◆ EXCERPT TO READ
/---

Main Content

parallel.gpu.CUDAKernel

Kernel executable on GPU

Description

A CUDAKernel object represents a CUDA kernel that can execute on a GPU. You create the kernel from CU and PTX files. For an example of how to create and use a CUDAKernel object, see Run CUDA or PTX Code on GPU.

Note

You cannot save or load CUDAKernel objects.

Creation

Description

kern = parallel.gpu.CUDAKernel(ptxFile,cuFile) creates a CUDAKernel object using the PTX code ptxFile and the CUDA® source file cuFile. The PTX file must contain only a single entry point.

Use feval with kern as an input to execute the CUDA kernel on the GPU. For information on executing your kernel object, see Run a CUDAKernel.

example

kern = parallel.gpu.CUDAKernel(ptxFile,cuFile,func) creates a CUDAKernel for the function entry point defined by func. func must unambiguously define the appropriate kernel entry point in the PTX file.

\---

◆ Stored entries
/---

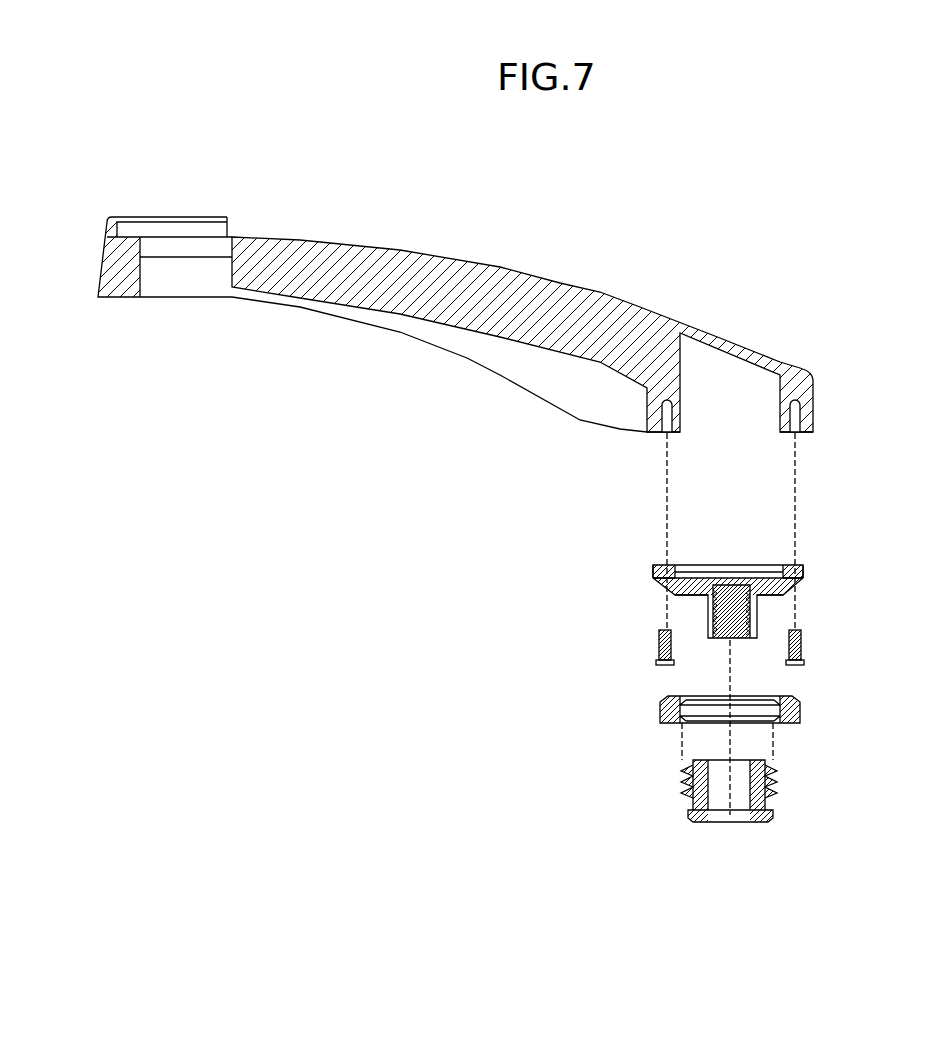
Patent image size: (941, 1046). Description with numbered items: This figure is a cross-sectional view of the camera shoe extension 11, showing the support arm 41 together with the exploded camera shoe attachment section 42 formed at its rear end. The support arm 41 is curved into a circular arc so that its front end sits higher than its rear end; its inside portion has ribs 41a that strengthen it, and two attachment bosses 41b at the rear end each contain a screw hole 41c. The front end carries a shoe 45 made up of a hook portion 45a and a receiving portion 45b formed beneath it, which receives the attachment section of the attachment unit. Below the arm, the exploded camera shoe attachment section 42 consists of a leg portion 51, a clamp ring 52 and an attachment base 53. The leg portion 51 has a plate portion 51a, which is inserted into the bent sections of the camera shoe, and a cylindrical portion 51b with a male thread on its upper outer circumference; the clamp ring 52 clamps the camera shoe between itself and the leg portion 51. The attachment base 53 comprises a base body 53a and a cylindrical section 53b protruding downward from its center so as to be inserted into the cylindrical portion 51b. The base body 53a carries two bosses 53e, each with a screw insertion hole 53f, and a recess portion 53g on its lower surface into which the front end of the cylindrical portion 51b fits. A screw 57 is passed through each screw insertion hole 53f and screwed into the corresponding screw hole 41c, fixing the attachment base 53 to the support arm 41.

The camera shoe extension 11 is at (372, 234).
The support arm 41 is at (512, 281).
The ribs 41a is at (467, 310).
The attachment bosses 41b is at (807, 433).
The screw hole 41c is at (793, 433).
The camera shoe attachment section 42 is at (865, 505).
The shoe 45 is at (146, 210).
The hook portion 45a is at (121, 217).
The receiving portion 45b is at (178, 252).
The leg portion 51 is at (780, 807).
The plate portion 51a is at (688, 815).
The cylindrical portion 51b is at (687, 768).
The clamp ring 52 is at (800, 712).
The attachment base 53 is at (763, 605).
The base body 53a is at (803, 572).
The cylindrical section 53b is at (745, 638).
The bosses 53e is at (783, 565).
The screw insertion hole 53f is at (798, 565).
The recess portion 53g is at (695, 587).
The screw 57 is at (801, 651).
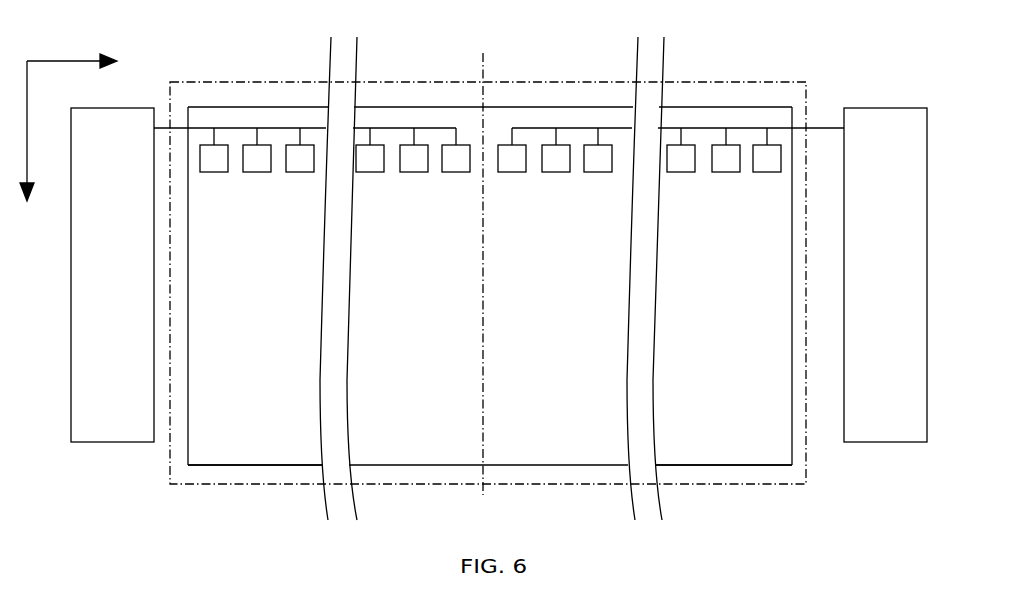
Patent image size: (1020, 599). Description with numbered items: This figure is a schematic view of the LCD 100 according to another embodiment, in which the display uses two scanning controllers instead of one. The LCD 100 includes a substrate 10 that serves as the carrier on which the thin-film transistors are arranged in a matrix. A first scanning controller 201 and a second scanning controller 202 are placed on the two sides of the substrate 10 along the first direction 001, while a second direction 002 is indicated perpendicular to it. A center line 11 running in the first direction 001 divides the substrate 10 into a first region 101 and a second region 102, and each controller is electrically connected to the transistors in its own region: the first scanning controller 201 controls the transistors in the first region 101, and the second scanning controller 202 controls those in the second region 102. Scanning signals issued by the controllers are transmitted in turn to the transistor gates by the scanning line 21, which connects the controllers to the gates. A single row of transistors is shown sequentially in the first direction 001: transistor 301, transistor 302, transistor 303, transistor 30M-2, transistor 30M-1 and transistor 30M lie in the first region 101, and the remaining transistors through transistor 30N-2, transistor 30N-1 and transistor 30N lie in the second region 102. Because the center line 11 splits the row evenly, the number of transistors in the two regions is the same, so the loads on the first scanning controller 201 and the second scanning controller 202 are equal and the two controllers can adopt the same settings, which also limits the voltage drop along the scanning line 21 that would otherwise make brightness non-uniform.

The first direction 001 is at (72, 48).
The second direction 002 is at (30, 148).
The LCD 100 is at (838, 83).
The substrate 10 is at (529, 436).
The first region 101 is at (240, 477).
The second region 102 is at (718, 470).
The center line 11 is at (483, 415).
The first scanning controller 201 is at (108, 423).
The second scanning controller 202 is at (877, 420).
The scanning line 21 is at (238, 128).
The transistor 301 is at (206, 165).
The transistor 302 is at (262, 165).
The transistor 303 is at (305, 165).
The transistor 30M-2 is at (370, 165).
The transistor 30M-1 is at (413, 157).
The transistor 30M is at (456, 165).
The transistor 30N-2 is at (681, 165).
The transistor 30N-1 is at (728, 157).
The transistor 30N is at (766, 165).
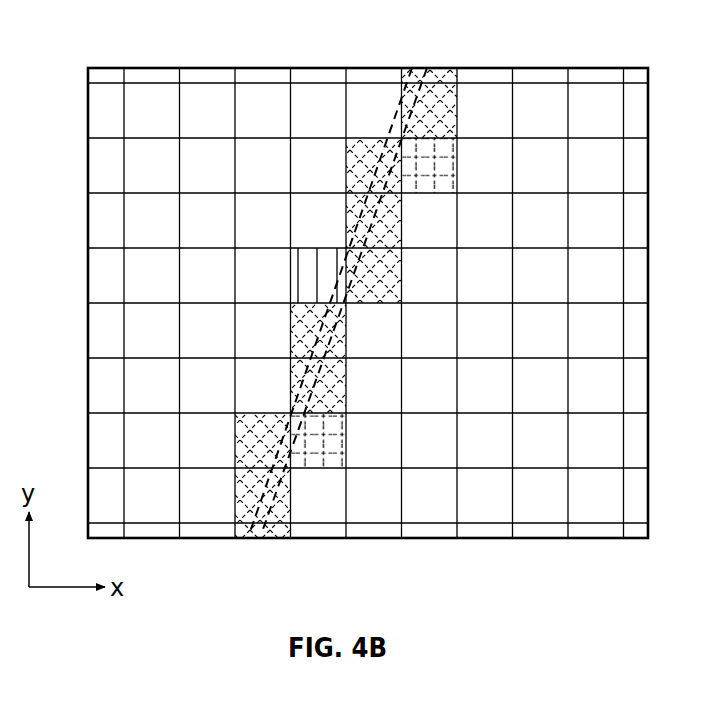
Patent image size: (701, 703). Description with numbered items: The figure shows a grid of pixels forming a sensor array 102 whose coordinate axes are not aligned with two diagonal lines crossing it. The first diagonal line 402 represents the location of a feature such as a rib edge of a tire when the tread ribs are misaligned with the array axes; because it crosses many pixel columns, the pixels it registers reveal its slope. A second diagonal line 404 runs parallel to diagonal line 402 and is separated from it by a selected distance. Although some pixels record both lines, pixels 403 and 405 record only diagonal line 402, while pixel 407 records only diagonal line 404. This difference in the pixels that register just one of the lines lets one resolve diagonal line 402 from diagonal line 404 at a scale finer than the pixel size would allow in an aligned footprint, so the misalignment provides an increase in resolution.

The sensor array 102 is at (146, 66).
The diagonal line 402 is at (416, 105).
The pixel 403 is at (449, 156).
The diagonal line 404 is at (420, 70).
The pixel 405 is at (338, 426).
The pixel 407 is at (302, 275).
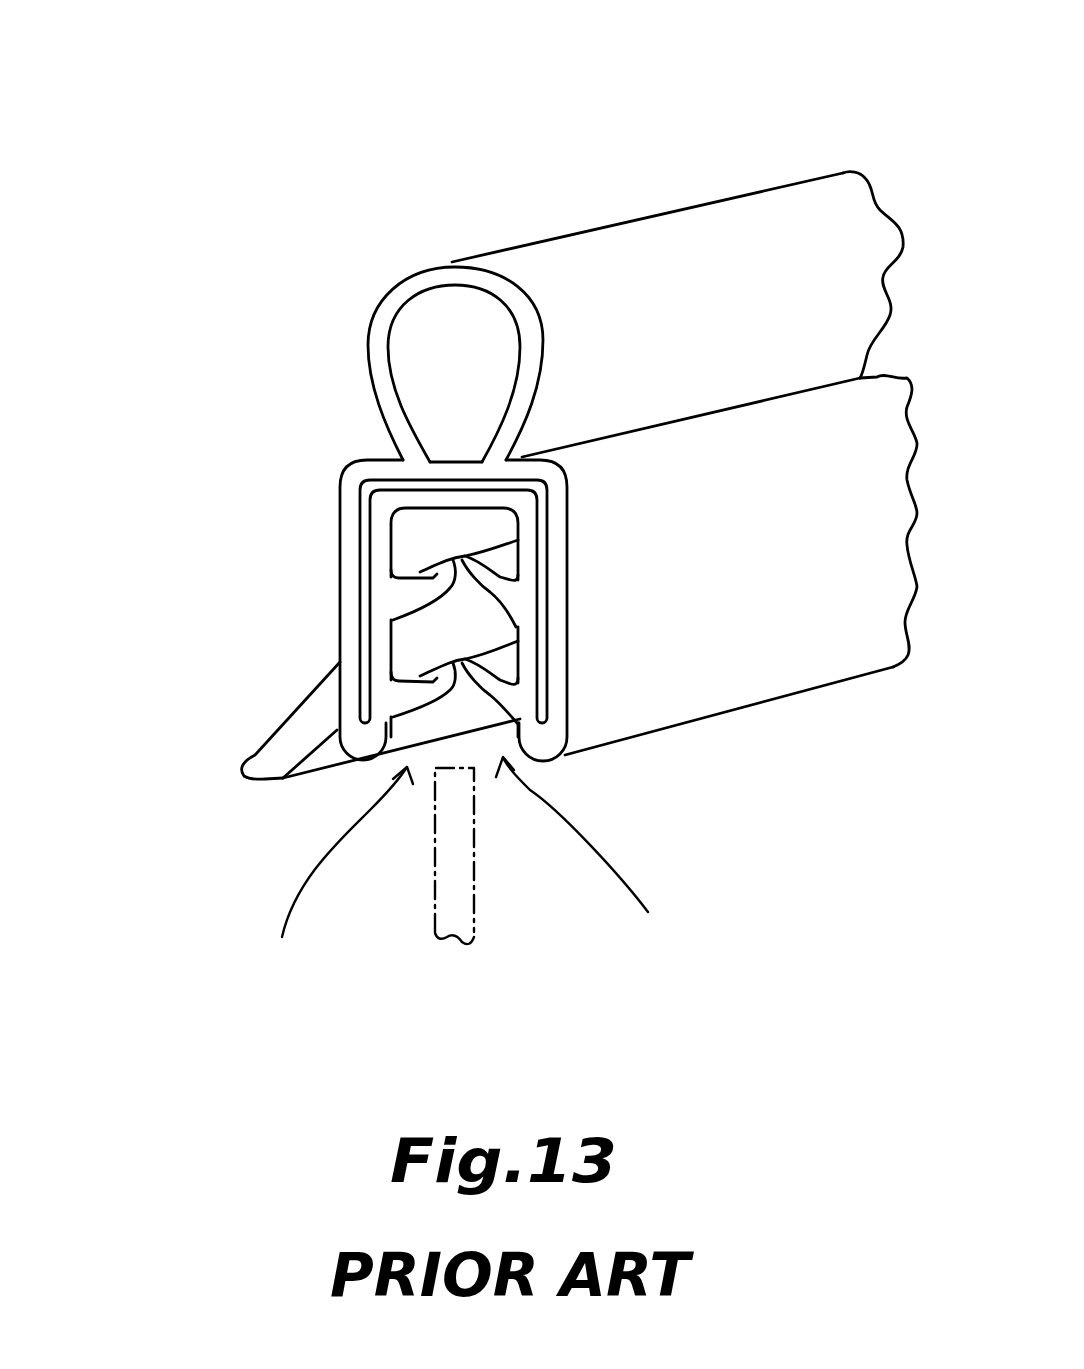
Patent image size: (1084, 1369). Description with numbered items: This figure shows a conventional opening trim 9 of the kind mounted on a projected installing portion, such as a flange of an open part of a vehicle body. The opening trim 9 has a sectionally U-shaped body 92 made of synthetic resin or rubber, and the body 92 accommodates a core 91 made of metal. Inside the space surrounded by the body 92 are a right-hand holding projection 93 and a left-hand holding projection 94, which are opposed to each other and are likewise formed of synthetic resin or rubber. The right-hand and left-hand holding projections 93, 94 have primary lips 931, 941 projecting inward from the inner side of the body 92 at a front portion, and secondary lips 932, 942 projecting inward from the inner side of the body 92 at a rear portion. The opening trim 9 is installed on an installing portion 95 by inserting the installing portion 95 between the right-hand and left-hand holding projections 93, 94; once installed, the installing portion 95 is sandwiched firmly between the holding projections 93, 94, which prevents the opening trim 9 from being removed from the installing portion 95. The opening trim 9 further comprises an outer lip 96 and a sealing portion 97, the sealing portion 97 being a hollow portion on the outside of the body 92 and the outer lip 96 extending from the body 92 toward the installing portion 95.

The opening trim 9 is at (655, 190).
The sealing portion 97 is at (425, 282).
The body 92 is at (557, 573).
The core 91 is at (540, 630).
The secondary lip 942 is at (430, 575).
The primary lip 941 is at (427, 687).
The secondary lip 932 is at (483, 583).
The primary lip 931 is at (483, 683).
The outer lip 96 is at (277, 755).
The left-hand holding projection 94 is at (332, 886).
The right-hand holding projection 93 is at (591, 870).
The installing portion 95 is at (453, 912).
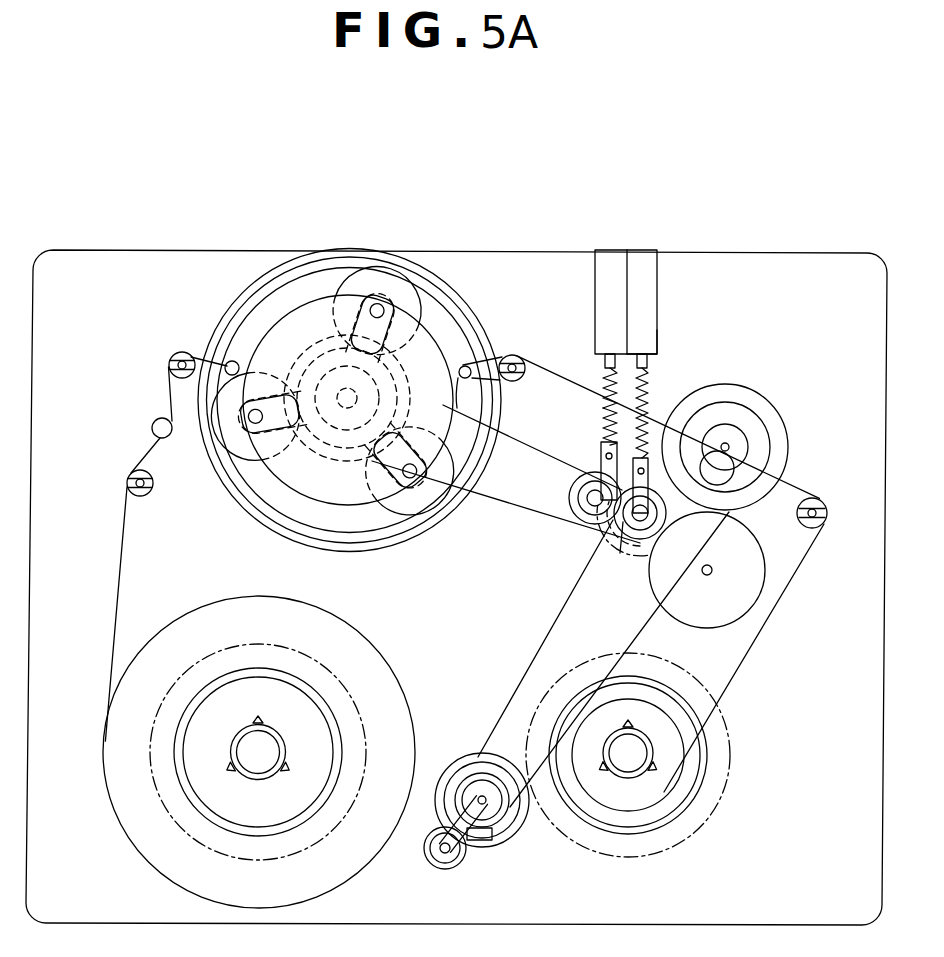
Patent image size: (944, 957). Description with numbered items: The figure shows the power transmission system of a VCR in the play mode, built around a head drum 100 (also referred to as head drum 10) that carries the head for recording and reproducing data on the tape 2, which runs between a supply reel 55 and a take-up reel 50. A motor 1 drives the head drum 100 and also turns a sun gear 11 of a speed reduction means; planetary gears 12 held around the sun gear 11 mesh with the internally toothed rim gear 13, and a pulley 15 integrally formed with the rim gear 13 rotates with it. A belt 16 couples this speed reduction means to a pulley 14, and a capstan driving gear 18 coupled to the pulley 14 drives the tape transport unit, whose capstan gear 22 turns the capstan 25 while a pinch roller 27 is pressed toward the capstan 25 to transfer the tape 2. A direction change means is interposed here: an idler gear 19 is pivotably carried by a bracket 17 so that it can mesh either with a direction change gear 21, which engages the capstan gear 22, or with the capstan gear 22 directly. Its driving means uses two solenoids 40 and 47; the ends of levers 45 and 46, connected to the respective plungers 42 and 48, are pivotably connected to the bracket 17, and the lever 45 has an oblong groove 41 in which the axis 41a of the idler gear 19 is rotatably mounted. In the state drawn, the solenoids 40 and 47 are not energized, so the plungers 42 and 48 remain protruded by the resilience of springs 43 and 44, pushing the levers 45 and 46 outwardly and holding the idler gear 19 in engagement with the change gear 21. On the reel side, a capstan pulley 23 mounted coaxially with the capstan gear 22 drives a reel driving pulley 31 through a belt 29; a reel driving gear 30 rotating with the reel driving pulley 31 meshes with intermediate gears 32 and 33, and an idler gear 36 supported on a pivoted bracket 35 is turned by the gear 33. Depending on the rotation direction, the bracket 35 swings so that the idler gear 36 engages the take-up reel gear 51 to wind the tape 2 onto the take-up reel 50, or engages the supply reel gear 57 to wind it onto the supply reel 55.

The motor 1 is at (330, 352).
The tape 2 is at (112, 598).
The head drum 10 is at (456, 266).
The sun gear 11 is at (478, 340).
The planetary gears 12 is at (422, 505).
The rim gear 13 is at (258, 510).
The pulley 14 is at (588, 484).
The pulley 15 is at (349, 440).
The belt 16 is at (590, 512).
The bracket 17 is at (622, 518).
The capstan driving gear 18 is at (582, 498).
The idler gear 19 is at (620, 553).
The direction change gear 21 is at (718, 590).
The capstan gear 22 is at (784, 448).
The capstan pulley 23 is at (741, 416).
The capstan 25 is at (733, 445).
The pinch roller 27 is at (737, 513).
The belt 29 is at (551, 645).
The reel driving gear 30 is at (480, 753).
The reel driving pulley 31 is at (497, 838).
The intermediate gear 32 is at (462, 866).
The intermediate gear 33 is at (426, 858).
The bracket 35 is at (447, 784).
The idler gear 36 is at (517, 822).
The solenoid 40 is at (650, 303).
The oblong groove 41 is at (677, 515).
The axis of the idler gear 41a is at (666, 595).
The plunger 42 is at (660, 372).
The spring 43 is at (653, 356).
The spring 44 is at (602, 370).
The lever 45 is at (652, 438).
The lever 46 is at (604, 448).
The solenoid 47 is at (604, 303).
The plunger 48 is at (604, 410).
The take-up reel 50 is at (660, 790).
The take-up reel gear 51 is at (665, 842).
The supply reel 55 is at (213, 795).
The supply reel gear 57 is at (283, 845).
The head drum 100 is at (425, 343).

\---

◆ GOAL 1
In the CUDAKernel page, substitute "graphics processor" for "GPU" and give the passage from "Kernel executable on" to "Code on GPU.".
◆ GOAL 2
Rewrite the records from the line with "Patent image size: (701, 703)." to the line with "The pixel 407 is at (302, 275)." as a Markdown table with the columns Nr and Line. Give each line a row number and skip blank lines.

◆ FULL SOLUTION 1
Kernel executable on graphics processor

Description

A CUDAKernel object represents a CUDA kernel that can execute on a graphics processor. You create the kernel from CU and PTX files. For an example of how to create and use a CUDAKernel object, see Run CUDA or PTX Code on graphics processor.

◆ FULL SOLUTION 2
| Nr | Line |
|---|---|
| 1 | Patent image size: (701, 703). Description with numbered items: The figure shows a grid of pixels forming a sensor array 102 whose coordinate axes are not aligned with two diagonal lines crossing it. The first diagonal line 402 represents the location of a feature such as a rib edge of a tire when the tread ribs are misaligned with the array axes; because it crosses many pixel columns, the pixels it registers reveal its slope. A second diagonal line 404 runs parallel to diagonal line 402 and is separated from it by a selected distance. Although some pixels record both lines, pixels 403 and 405 record only diagonal line 402, while pixel 407 records only diagonal line 404. This difference in the pixels that register just one of the lines lets one resolve diagonal line 402 from diagonal line 404 at a scale finer than the pixel size would allow in an aligned footprint, so the misalignment provides an increase in resolution. |
| 2 | The sensor array 102 is at (146, 66). |
| 3 | The diagonal line 402 is at (416, 105). |
| 4 | The pixel 403 is at (449, 156). |
| 5 | The diagonal line 404 is at (420, 70). |
| 6 | The pixel 405 is at (338, 426). |
| 7 | The pixel 407 is at (302, 275). |